**Instructions to follow**
Could you reproduce, character for character, the stretch of items from the line containing "start-slideshow-icon[interactable]: [305, 7, 339, 41]" through the line containing "tab-slideshow[interactable]: 幻灯片放映: [718, 47, 839, 86]"?

## START Task input

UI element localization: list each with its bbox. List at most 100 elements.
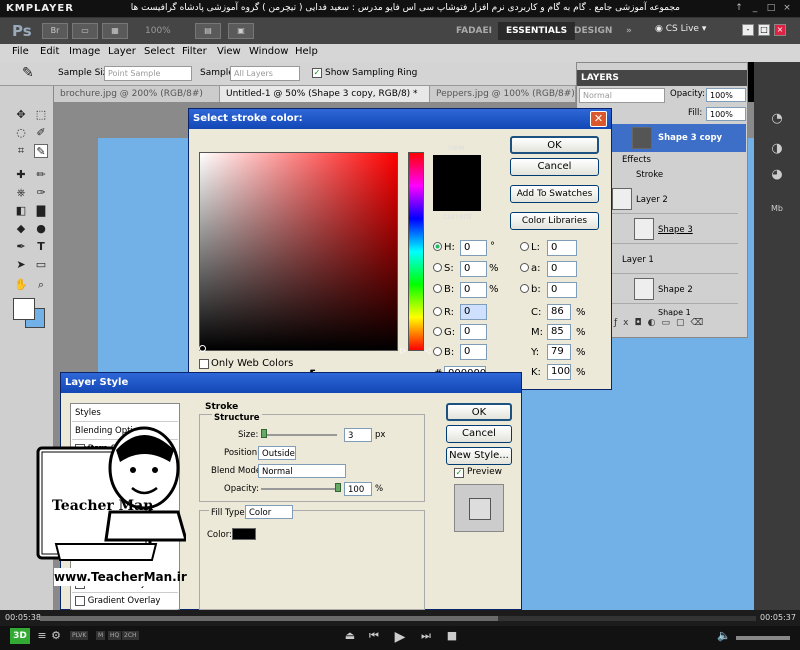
lasso-tool-icon[interactable]: ◌ <box>14 126 28 140</box>
layer-row[interactable]: Shape 2 <box>608 274 738 304</box>
k-input[interactable]: 100 <box>547 364 571 380</box>
zoom-level[interactable]: 100% <box>145 26 171 36</box>
h-input[interactable]: 0 <box>460 240 487 256</box>
a-input[interactable]: 0 <box>547 261 577 277</box>
maximize-icon[interactable]: □ <box>764 2 778 15</box>
layer-style-ok-button[interactable]: OK <box>446 403 512 421</box>
color-panel-icon[interactable]: ◔ <box>766 108 788 130</box>
zoom-tool-icon[interactable]: ⌕ <box>34 278 48 292</box>
layers-footer-icons[interactable]: ƒx◘◐▭▢⌫ <box>614 318 744 332</box>
seek-track[interactable] <box>40 616 498 621</box>
layer-row[interactable]: Shape 3 <box>608 214 738 244</box>
play-icon[interactable]: ▶ <box>392 629 408 645</box>
opacity-slider[interactable] <box>261 488 337 490</box>
foreground-color-swatch[interactable] <box>13 298 35 320</box>
quick-select-tool-icon[interactable]: ✐ <box>34 126 48 140</box>
eject-icon[interactable]: ⏏ <box>342 629 358 642</box>
radio-h[interactable] <box>433 242 442 254</box>
c-input[interactable]: 86 <box>547 304 571 320</box>
menu-image[interactable]: Image <box>69 46 100 57</box>
r-input[interactable]: 0 <box>460 304 487 320</box>
menu-window[interactable]: Window <box>249 46 288 57</box>
s-input[interactable]: 0 <box>460 261 487 277</box>
fill-type-select[interactable]: Color <box>245 505 293 519</box>
gradient-overlay-item[interactable]: . Gradient Overlay <box>72 592 178 610</box>
b-input[interactable]: 0 <box>460 282 487 298</box>
hand-tool-icon[interactable]: ✋ <box>14 278 28 292</box>
ps-close-icon[interactable]: × <box>774 24 786 36</box>
radio-b-rgb[interactable] <box>433 347 442 359</box>
badge-m[interactable]: M <box>96 631 106 640</box>
only-web-colors-checkbox[interactable]: . <box>199 358 209 369</box>
y-input[interactable]: 79 <box>547 344 571 360</box>
workspace-design[interactable]: DESIGN <box>566 22 620 40</box>
volume-icon[interactable]: 🔈 <box>716 629 732 642</box>
radio-r[interactable] <box>433 307 442 319</box>
blur-tool-icon[interactable]: ◆ <box>14 222 28 236</box>
new-style-button[interactable]: New Style... <box>446 447 512 465</box>
l-input[interactable]: 0 <box>547 240 577 256</box>
stop-icon[interactable]: ■ <box>444 629 460 642</box>
sample-select[interactable]: All Layers <box>230 66 300 81</box>
color-libraries-button[interactable]: Color Libraries <box>510 212 599 230</box>
3d-button[interactable]: 3D <box>10 628 30 644</box>
mini-bridge-icon[interactable]: Mb <box>766 198 788 220</box>
shape-tool-icon[interactable]: ▭ <box>34 258 48 272</box>
menu-help[interactable]: Help <box>295 46 318 57</box>
dodge-tool-icon[interactable]: ● <box>34 222 48 236</box>
workspace-fadaei[interactable]: FADAEI <box>448 22 500 40</box>
dialog-close-icon[interactable]: ✕ <box>590 111 607 127</box>
workspace-more[interactable]: » <box>618 22 640 40</box>
radio-b[interactable] <box>433 284 442 296</box>
minibridge-icon[interactable]: ▭ <box>72 23 98 39</box>
cs-live-menu[interactable]: ◉ CS Live ▾ <box>655 24 706 34</box>
tab-brochure[interactable]: brochure.jpg @ 200% (RGB/8#) <box>54 86 220 102</box>
ps-minimize-icon[interactable]: - <box>742 24 754 36</box>
stroke-color-swatch[interactable] <box>232 528 256 540</box>
ps-maximize-icon[interactable]: □ <box>758 24 770 36</box>
hue-handle-left[interactable]: ▷ <box>400 346 406 355</box>
layer-row-selected[interactable]: Shape 3 copy <box>608 124 746 152</box>
move-tool-icon[interactable]: ✥ <box>14 108 28 122</box>
layer-blend-select[interactable]: Normal <box>579 88 665 103</box>
show-ring-checkbox[interactable]: ✓ <box>312 67 322 78</box>
cancel-button[interactable]: Cancel <box>510 158 599 176</box>
pin-icon[interactable]: ↑ <box>732 2 746 15</box>
color-field[interactable] <box>199 152 398 351</box>
size-slider[interactable] <box>261 434 337 436</box>
volume-slider[interactable] <box>736 636 790 640</box>
position-select[interactable]: Outside <box>258 446 296 460</box>
settings-icon[interactable]: ⚙ <box>48 629 64 642</box>
seek-remaining[interactable] <box>498 616 756 621</box>
menu-edit[interactable]: Edit <box>40 46 59 57</box>
bridge-icon[interactable]: Br <box>42 23 68 39</box>
menu-layer[interactable]: Layer <box>108 46 136 57</box>
badge-2ch[interactable]: 2CH <box>122 631 139 640</box>
menu-filter[interactable]: Filter <box>182 46 207 57</box>
radio-l[interactable] <box>520 242 529 254</box>
guides-icon[interactable]: ▦ <box>102 23 128 39</box>
ok-button[interactable]: OK <box>510 136 599 154</box>
layer-style-cancel-button[interactable]: Cancel <box>446 425 512 443</box>
type-tool-icon[interactable]: T <box>34 240 48 254</box>
eraser-tool-icon[interactable]: ◧ <box>14 204 28 218</box>
healing-tool-icon[interactable]: ✚ <box>14 168 28 182</box>
radio-a[interactable] <box>520 263 529 275</box>
marquee-tool-icon[interactable]: ⬚ <box>34 108 48 122</box>
preview-checkbox[interactable]: ✓ <box>454 467 464 478</box>
adjustments-icon[interactable]: ◑ <box>766 138 788 160</box>
sample-size-select[interactable]: Point Sample <box>104 66 192 81</box>
badge-hq[interactable]: HQ <box>108 631 122 640</box>
badge-plvk[interactable]: PLVK <box>70 631 89 640</box>
stroke-opacity-input[interactable]: 100 <box>344 482 372 496</box>
channels-icon[interactable]: ◕ <box>766 164 788 186</box>
screen-mode-icon[interactable]: ▣ <box>228 23 254 39</box>
crop-tool-icon[interactable]: ⌗ <box>14 144 28 158</box>
b-lab-input[interactable]: 0 <box>547 282 577 298</box>
path-select-icon[interactable]: ➤ <box>14 258 28 272</box>
g-input[interactable]: 0 <box>460 324 487 340</box>
radio-s[interactable] <box>433 263 442 275</box>
layer-row[interactable]: Layer 1 <box>608 244 738 274</box>
eyedropper-icon[interactable]: ✎ <box>34 144 48 158</box>
hue-handle-right[interactable]: ◁ <box>425 346 431 355</box>
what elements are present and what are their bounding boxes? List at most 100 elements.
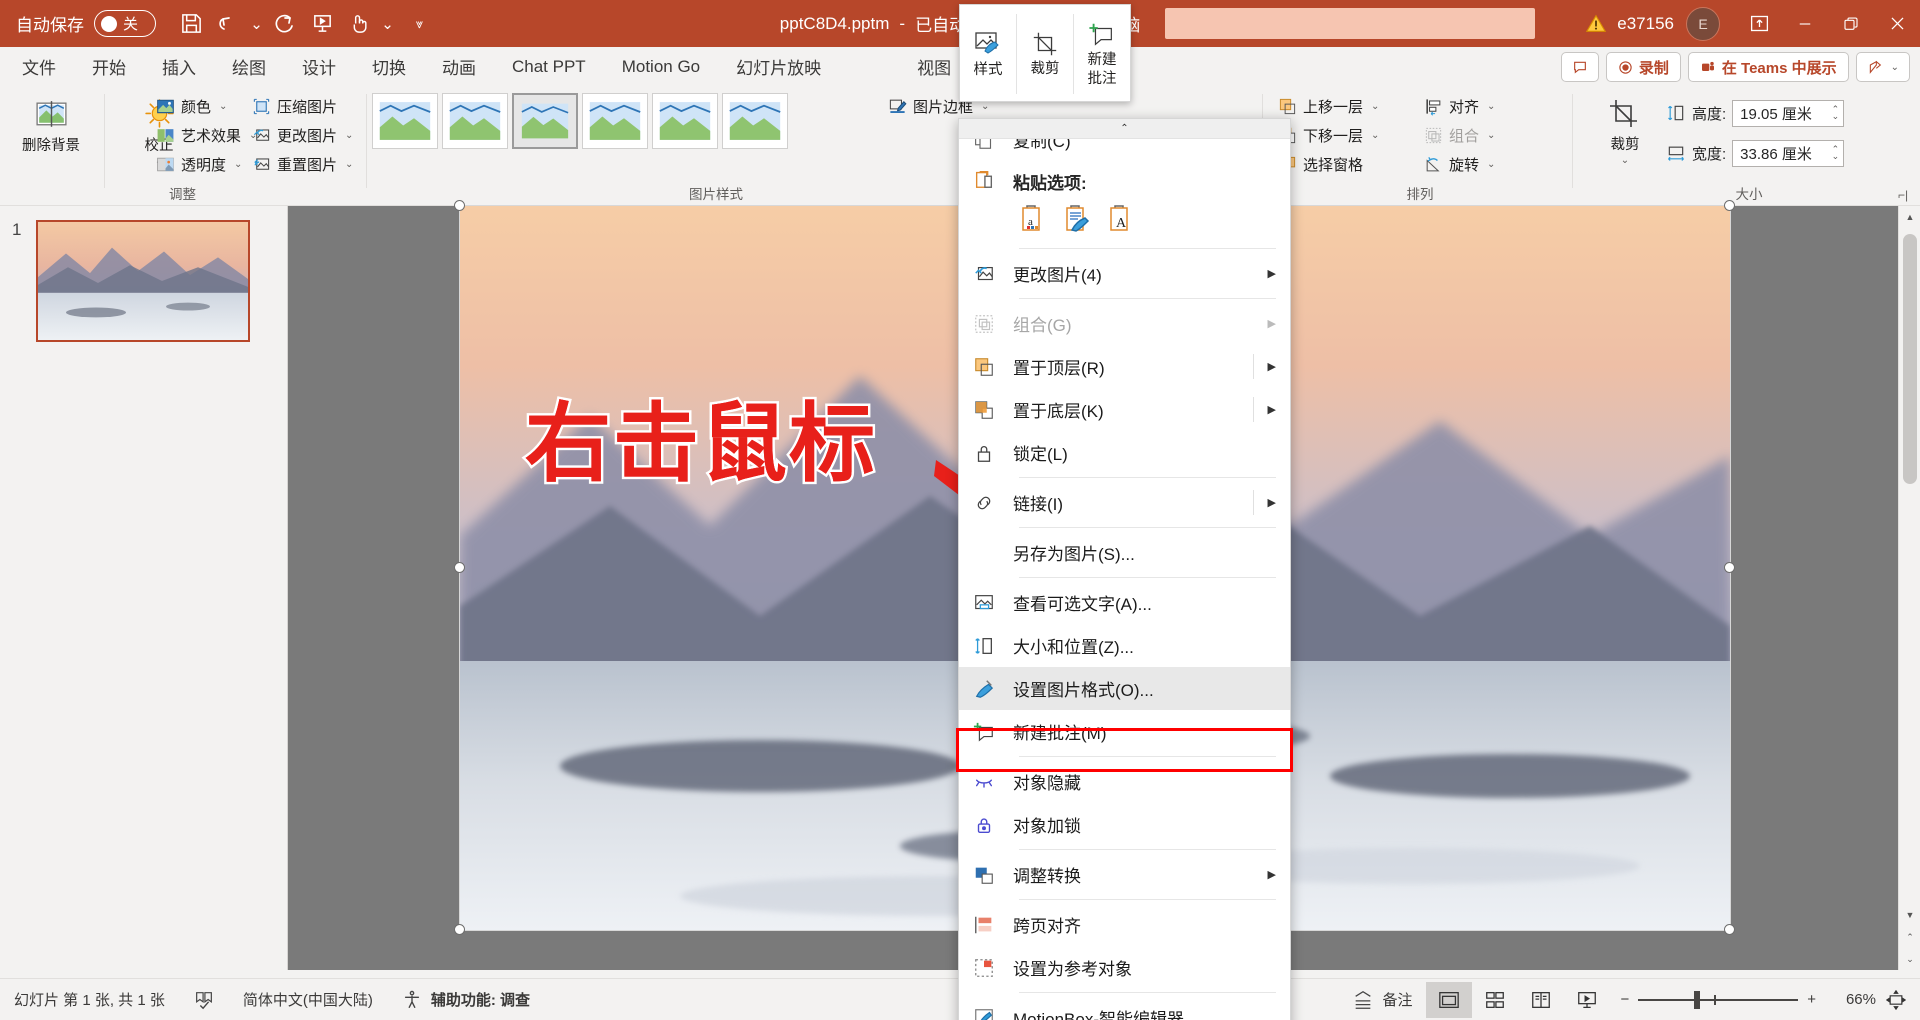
start-slideshow-icon[interactable]: [305, 7, 339, 41]
reading-view-button[interactable]: [1518, 982, 1564, 1018]
ribbon-display-options-icon[interactable]: [1736, 0, 1782, 47]
change-picture-caret-icon[interactable]: ⌄: [345, 130, 353, 141]
context-menu-partial-item[interactable]: 复制(C): [959, 139, 1290, 161]
tab-slideshow[interactable]: 幻灯片放映: [718, 47, 839, 86]
comments-button[interactable]: [1560, 52, 1599, 82]
scroll-up-arrow-icon[interactable]: ▲: [1899, 206, 1920, 228]
align-caret-icon[interactable]: ⌄: [1487, 101, 1495, 112]
vertical-scrollbar[interactable]: ▲ ▼ ⌃ ⌄: [1898, 206, 1920, 970]
language-indicator[interactable]: 简体中文(中国大陆): [229, 979, 387, 1020]
slide-thumbnail-1[interactable]: [36, 220, 250, 342]
context-item-bring-to-front[interactable]: 置于顶层(R) ▶: [959, 345, 1290, 388]
tab-chat-ppt[interactable]: Chat PPT: [494, 47, 604, 86]
minimize-icon[interactable]: [1782, 0, 1828, 47]
send-backward-button[interactable]: 下移一层 ⌄: [1274, 121, 1424, 150]
autosave-control[interactable]: 自动保存 关: [16, 10, 156, 37]
transparency-caret-icon[interactable]: ⌄: [234, 159, 242, 170]
context-item-format-picture[interactable]: 设置图片格式(O)...: [959, 667, 1290, 710]
document-filename[interactable]: pptC8D4.pptm: [780, 14, 890, 34]
height-spinner[interactable]: ⌃ ⌄: [1832, 105, 1840, 121]
warning-icon[interactable]: [1581, 9, 1611, 39]
resize-handle-nw[interactable]: [454, 200, 465, 211]
touch-mode-icon[interactable]: [342, 7, 376, 41]
artistic-effects-button[interactable]: 艺术效果 ⌄: [152, 121, 262, 150]
context-item-save-as-picture[interactable]: 另存为图片(S)...: [959, 531, 1290, 574]
bring-forward-button[interactable]: 上移一层 ⌄: [1274, 92, 1424, 121]
reset-picture-button[interactable]: 重置图片 ⌄: [248, 150, 373, 179]
context-item-change-picture[interactable]: 更改图片(4) ▶: [959, 252, 1290, 295]
change-picture-button[interactable]: 更改图片 ⌄: [248, 121, 373, 150]
scrollbar-thumb[interactable]: [1903, 234, 1917, 484]
save-icon[interactable]: [174, 7, 208, 41]
autosave-toggle[interactable]: 关: [94, 10, 156, 37]
context-item-lock[interactable]: 锁定(L): [959, 431, 1290, 474]
accessibility-indicator[interactable]: 辅助功能: 调查: [387, 979, 544, 1020]
zoom-in-button[interactable]: +: [1807, 991, 1816, 1008]
crop-caret-icon[interactable]: ⌄: [1621, 155, 1629, 166]
send-backward-caret-icon[interactable]: ⌄: [1371, 130, 1379, 141]
compress-picture-button[interactable]: 压缩图片: [248, 92, 373, 121]
context-item-copy[interactable]: 复制(C): [959, 139, 1290, 161]
rotate-caret-icon[interactable]: ⌄: [1487, 159, 1495, 170]
tab-insert[interactable]: 插入: [144, 47, 214, 86]
previous-slide-button[interactable]: ⌃: [1899, 926, 1920, 948]
paste-text-only-icon[interactable]: A: [1105, 203, 1135, 237]
resize-handle-w[interactable]: [454, 562, 465, 573]
resize-handle-se[interactable]: [1724, 924, 1735, 935]
tab-animations[interactable]: 动画: [424, 47, 494, 86]
picture-style-thumb[interactable]: [372, 93, 438, 149]
transparency-button[interactable]: 透明度 ⌄: [152, 150, 262, 179]
paste-picture-icon[interactable]: [1061, 203, 1091, 237]
tab-design[interactable]: 设计: [284, 47, 354, 86]
bring-forward-caret-icon[interactable]: ⌄: [1371, 101, 1379, 112]
crop-button[interactable]: 裁剪 ⌄: [1582, 91, 1668, 166]
resize-handle-sw[interactable]: [454, 924, 465, 935]
align-button[interactable]: 对齐 ⌄: [1420, 92, 1550, 121]
slideshow-view-button[interactable]: [1564, 982, 1610, 1018]
mini-styles-button[interactable]: 样式: [960, 5, 1016, 103]
reset-picture-caret-icon[interactable]: ⌄: [345, 159, 353, 170]
touch-dropdown-caret-icon[interactable]: ⌄: [379, 7, 396, 41]
user-name[interactable]: e37156: [1617, 14, 1674, 34]
avatar[interactable]: E: [1686, 6, 1720, 41]
context-menu-scroll-up[interactable]: ⌃: [959, 119, 1290, 139]
zoom-level[interactable]: 66%: [1826, 991, 1876, 1008]
share-caret-icon[interactable]: ⌄: [1891, 62, 1899, 73]
mini-crop-button[interactable]: 裁剪: [1017, 5, 1073, 103]
search-box[interactable]: [1165, 8, 1535, 39]
width-input[interactable]: 33.86 厘米 ⌃ ⌄: [1732, 139, 1845, 167]
undo-dropdown-caret-icon[interactable]: ⌄: [248, 7, 265, 41]
qat-more-icon[interactable]: ⩔: [411, 7, 428, 41]
resize-handle-e[interactable]: [1724, 562, 1735, 573]
size-dialog-launcher-icon[interactable]: ⌐|: [1898, 188, 1914, 204]
undo-icon[interactable]: [211, 7, 245, 41]
slide-sorter-view-button[interactable]: [1472, 982, 1518, 1018]
picture-style-thumb[interactable]: [582, 93, 648, 149]
context-item-lock-object[interactable]: 对象加锁: [959, 803, 1290, 846]
restore-icon[interactable]: [1828, 0, 1874, 47]
spellcheck-button[interactable]: [179, 979, 229, 1020]
context-item-set-reference-object[interactable]: 设置为参考对象: [959, 946, 1290, 989]
zoom-track[interactable]: [1638, 990, 1799, 1009]
record-button[interactable]: 录制: [1605, 52, 1681, 82]
zoom-out-button[interactable]: −: [1620, 991, 1629, 1008]
resize-handle-ne[interactable]: [1724, 200, 1735, 211]
slide-info[interactable]: 幻灯片 第 1 张, 共 1 张: [0, 979, 179, 1020]
zoom-knob[interactable]: [1694, 990, 1701, 1009]
color-caret-icon[interactable]: ⌄: [219, 101, 227, 112]
zoom-slider[interactable]: − +: [1610, 990, 1826, 1009]
present-in-teams-button[interactable]: 在 Teams 中展示: [1687, 52, 1849, 82]
width-spinner[interactable]: ⌃ ⌄: [1832, 145, 1840, 161]
context-item-size-and-position[interactable]: 大小和位置(Z)...: [959, 624, 1290, 667]
picture-style-thumb[interactable]: [442, 93, 508, 149]
color-button[interactable]: 颜色 ⌄: [152, 92, 262, 121]
context-item-send-to-back[interactable]: 置于底层(K) ▶: [959, 388, 1290, 431]
next-slide-button[interactable]: ⌄: [1899, 948, 1920, 970]
tab-motion-go[interactable]: Motion Go: [604, 47, 718, 86]
context-item-motionbox[interactable]: MotionBox-智能编辑器: [959, 996, 1290, 1020]
tab-transitions[interactable]: 切换: [354, 47, 424, 86]
scroll-down-arrow-icon[interactable]: ▼: [1899, 904, 1920, 926]
context-item-adjust-convert[interactable]: 调整转换 ▶: [959, 853, 1290, 896]
paste-keep-source-icon[interactable]: a: [1017, 203, 1047, 237]
height-input[interactable]: 19.05 厘米 ⌃ ⌄: [1732, 99, 1845, 127]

## END Task input

**Output for this task**
start-slideshow-icon[interactable]: [305, 7, 339, 41]
reading-view-button[interactable]: [1518, 982, 1564, 1018]
ribbon-display-options-icon[interactable]: [1736, 0, 1782, 47]
change-picture-caret-icon[interactable]: ⌄: [345, 130, 353, 141]
context-menu-partial-item[interactable]: 复制(C): [959, 139, 1290, 161]
tab-slideshow[interactable]: 幻灯片放映: [718, 47, 839, 86]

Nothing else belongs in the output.